§ Task to carry out
Using the records that follow, copy every line containing the word "JSON".

§ Supplied records
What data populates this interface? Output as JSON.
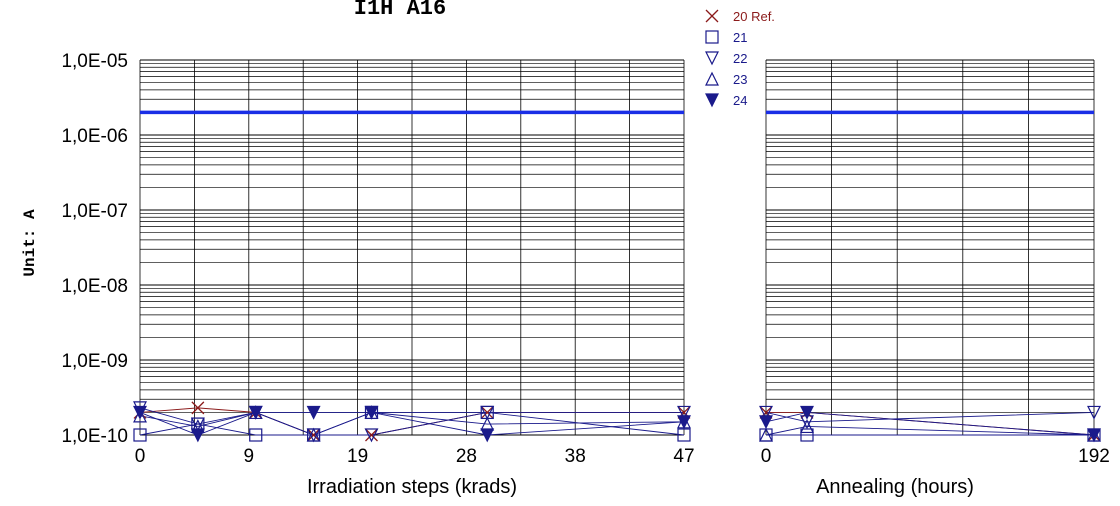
{
  "chart_data": {
    "type": "scatter",
    "title": "I1H A16",
    "ylabel": "Unit: A",
    "y_scale": "log",
    "ylim": [
      1e-10,
      1e-05
    ],
    "y_ticks": [
      {
        "value": 1e-05,
        "label": "1,0E-05"
      },
      {
        "value": 1e-06,
        "label": "1,0E-06"
      },
      {
        "value": 1e-07,
        "label": "1,0E-07"
      },
      {
        "value": 1e-08,
        "label": "1,0E-08"
      },
      {
        "value": 1e-09,
        "label": "1,0E-09"
      },
      {
        "value": 1e-10,
        "label": "1,0E-10"
      }
    ],
    "grid": true,
    "legend_position": "top-center",
    "limit_line": {
      "value": 2e-06,
      "color": "#1a2ee6"
    },
    "panels": [
      {
        "id": "irradiation",
        "xlabel": "Irradiation steps   (krads)",
        "xlim": [
          0,
          47
        ],
        "x_ticks": [
          {
            "value": 0,
            "label": "0"
          },
          {
            "value": 9.4,
            "label": "9"
          },
          {
            "value": 18.8,
            "label": "19"
          },
          {
            "value": 28.2,
            "label": "28"
          },
          {
            "value": 37.6,
            "label": "38"
          },
          {
            "value": 47,
            "label": "47"
          }
        ],
        "x": [
          0,
          5,
          10,
          15,
          20,
          30,
          47
        ],
        "series": [
          {
            "name": "20 Ref.",
            "marker": "x",
            "color": "#8b1a1a",
            "values": [
              2e-10,
              2.3e-10,
              2e-10,
              1e-10,
              1e-10,
              2e-10,
              2e-10
            ]
          },
          {
            "name": "21",
            "marker": "square",
            "color": "#1a1a8b",
            "values": [
              1e-10,
              1.4e-10,
              1e-10,
              1e-10,
              2e-10,
              2e-10,
              1e-10
            ]
          },
          {
            "name": "22",
            "marker": "triangle-down",
            "color": "#1a1a8b",
            "values": [
              2.3e-10,
              1.4e-10,
              2e-10,
              1e-10,
              1e-10,
              2e-10,
              2e-10
            ]
          },
          {
            "name": "23",
            "marker": "triangle-up",
            "color": "#1a1a8b",
            "values": [
              1.8e-10,
              1.3e-10,
              2e-10,
              1e-10,
              2e-10,
              1.4e-10,
              1.5e-10
            ]
          },
          {
            "name": "24",
            "marker": "triangle-down-filled",
            "color": "#1a1a8b",
            "values": [
              2e-10,
              1e-10,
              2e-10,
              2e-10,
              2e-10,
              1e-10,
              1.5e-10
            ]
          }
        ]
      },
      {
        "id": "annealing",
        "xlabel": "Annealing   (hours)",
        "xlim": [
          0,
          192
        ],
        "x_ticks": [
          {
            "value": 0,
            "label": "0"
          },
          {
            "value": 192,
            "label": "192"
          }
        ],
        "x": [
          0,
          24,
          192
        ],
        "series": [
          {
            "name": "20 Ref.",
            "marker": "x",
            "color": "#8b1a1a",
            "values": [
              2e-10,
              2e-10,
              1e-10
            ]
          },
          {
            "name": "21",
            "marker": "square",
            "color": "#1a1a8b",
            "values": [
              1e-10,
              1e-10,
              1e-10
            ]
          },
          {
            "name": "22",
            "marker": "triangle-down",
            "color": "#1a1a8b",
            "values": [
              2e-10,
              1.5e-10,
              2e-10
            ]
          },
          {
            "name": "23",
            "marker": "triangle-up",
            "color": "#1a1a8b",
            "values": [
              1e-10,
              1.3e-10,
              1e-10
            ]
          },
          {
            "name": "24",
            "marker": "triangle-down-filled",
            "color": "#1a1a8b",
            "values": [
              1.5e-10,
              2e-10,
              1e-10
            ]
          }
        ]
      }
    ]
  }
}
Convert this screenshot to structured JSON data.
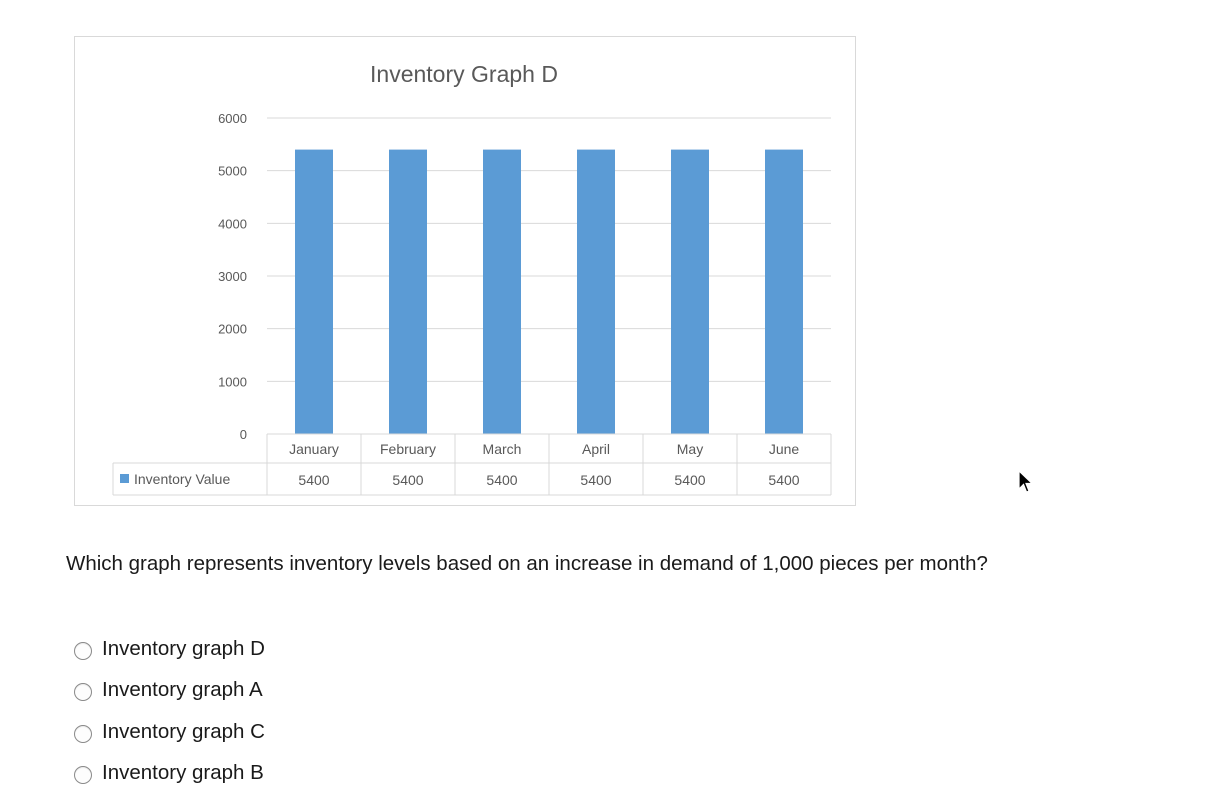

§ The result
What data populates this interface? Output as JSON.
Convert this screenshot to structured JSON data.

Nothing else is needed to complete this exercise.